---------- RECORDS FOR THIS EXERCISE ----------

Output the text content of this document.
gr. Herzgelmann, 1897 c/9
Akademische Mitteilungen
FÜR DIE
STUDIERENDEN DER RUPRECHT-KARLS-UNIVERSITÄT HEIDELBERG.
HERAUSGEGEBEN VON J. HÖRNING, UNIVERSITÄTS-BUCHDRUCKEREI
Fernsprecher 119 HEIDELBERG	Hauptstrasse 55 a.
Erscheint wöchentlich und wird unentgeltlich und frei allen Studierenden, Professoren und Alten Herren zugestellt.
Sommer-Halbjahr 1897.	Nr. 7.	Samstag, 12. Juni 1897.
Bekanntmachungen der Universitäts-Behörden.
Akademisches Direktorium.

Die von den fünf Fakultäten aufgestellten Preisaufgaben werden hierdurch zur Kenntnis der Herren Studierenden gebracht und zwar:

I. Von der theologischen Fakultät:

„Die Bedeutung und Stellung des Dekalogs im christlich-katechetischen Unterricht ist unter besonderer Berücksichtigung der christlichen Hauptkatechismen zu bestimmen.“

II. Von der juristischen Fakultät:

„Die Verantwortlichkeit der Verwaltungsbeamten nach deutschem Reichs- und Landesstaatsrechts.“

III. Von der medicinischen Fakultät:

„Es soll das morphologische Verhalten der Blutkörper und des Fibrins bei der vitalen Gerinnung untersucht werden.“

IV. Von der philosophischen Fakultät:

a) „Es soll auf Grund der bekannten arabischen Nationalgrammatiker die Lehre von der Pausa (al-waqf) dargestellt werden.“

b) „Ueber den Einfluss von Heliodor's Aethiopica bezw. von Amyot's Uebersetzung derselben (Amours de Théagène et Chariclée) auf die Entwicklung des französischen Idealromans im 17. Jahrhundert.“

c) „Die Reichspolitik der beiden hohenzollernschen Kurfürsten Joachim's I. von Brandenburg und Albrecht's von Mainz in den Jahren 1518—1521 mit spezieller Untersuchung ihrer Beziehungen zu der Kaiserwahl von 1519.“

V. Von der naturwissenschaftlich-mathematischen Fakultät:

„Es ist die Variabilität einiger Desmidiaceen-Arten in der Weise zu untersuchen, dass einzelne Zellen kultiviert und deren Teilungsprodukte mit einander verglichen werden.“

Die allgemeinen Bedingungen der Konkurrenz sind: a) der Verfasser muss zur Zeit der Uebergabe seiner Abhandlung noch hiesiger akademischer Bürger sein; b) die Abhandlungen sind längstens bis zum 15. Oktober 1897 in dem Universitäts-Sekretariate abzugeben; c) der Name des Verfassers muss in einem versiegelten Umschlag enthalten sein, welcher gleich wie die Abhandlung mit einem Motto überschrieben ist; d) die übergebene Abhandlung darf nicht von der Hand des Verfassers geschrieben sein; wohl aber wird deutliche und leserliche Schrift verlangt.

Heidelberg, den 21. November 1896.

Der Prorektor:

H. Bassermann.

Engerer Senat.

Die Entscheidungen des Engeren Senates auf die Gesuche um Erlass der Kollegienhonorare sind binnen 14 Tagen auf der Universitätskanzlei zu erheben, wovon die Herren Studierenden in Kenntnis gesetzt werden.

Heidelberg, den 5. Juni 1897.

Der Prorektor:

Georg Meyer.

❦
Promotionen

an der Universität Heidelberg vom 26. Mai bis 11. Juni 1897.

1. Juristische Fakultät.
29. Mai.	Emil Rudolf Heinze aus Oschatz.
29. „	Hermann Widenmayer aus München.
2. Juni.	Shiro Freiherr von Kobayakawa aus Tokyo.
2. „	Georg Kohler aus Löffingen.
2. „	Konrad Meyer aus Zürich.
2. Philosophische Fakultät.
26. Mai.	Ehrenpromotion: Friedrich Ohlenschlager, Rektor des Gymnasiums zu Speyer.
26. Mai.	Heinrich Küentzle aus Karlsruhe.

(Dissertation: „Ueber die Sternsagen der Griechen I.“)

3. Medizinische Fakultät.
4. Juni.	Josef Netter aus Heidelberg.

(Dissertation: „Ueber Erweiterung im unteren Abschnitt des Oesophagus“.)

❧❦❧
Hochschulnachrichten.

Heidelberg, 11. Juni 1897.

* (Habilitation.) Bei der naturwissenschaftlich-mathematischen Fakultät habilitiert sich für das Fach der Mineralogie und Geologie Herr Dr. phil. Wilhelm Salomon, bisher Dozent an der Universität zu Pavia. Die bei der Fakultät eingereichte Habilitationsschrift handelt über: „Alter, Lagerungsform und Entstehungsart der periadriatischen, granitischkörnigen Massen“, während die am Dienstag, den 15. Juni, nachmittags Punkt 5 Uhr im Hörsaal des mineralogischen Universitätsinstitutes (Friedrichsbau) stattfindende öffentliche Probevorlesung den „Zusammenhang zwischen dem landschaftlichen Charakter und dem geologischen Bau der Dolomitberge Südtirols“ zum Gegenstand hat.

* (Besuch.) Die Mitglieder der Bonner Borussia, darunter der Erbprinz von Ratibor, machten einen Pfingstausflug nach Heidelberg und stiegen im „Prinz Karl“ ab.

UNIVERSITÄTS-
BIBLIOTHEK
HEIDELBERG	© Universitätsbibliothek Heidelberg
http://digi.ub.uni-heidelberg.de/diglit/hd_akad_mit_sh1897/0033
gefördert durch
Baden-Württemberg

----------

Only lines that contain the word "Dissertation" are wanted; copy each of them.

§ **REPLY**:
(Dissertation: „Ueber die Sternsagen der Griechen I.“)
(Dissertation: „Ueber Erweiterung im unteren Abschnitt des Oesophagus“.)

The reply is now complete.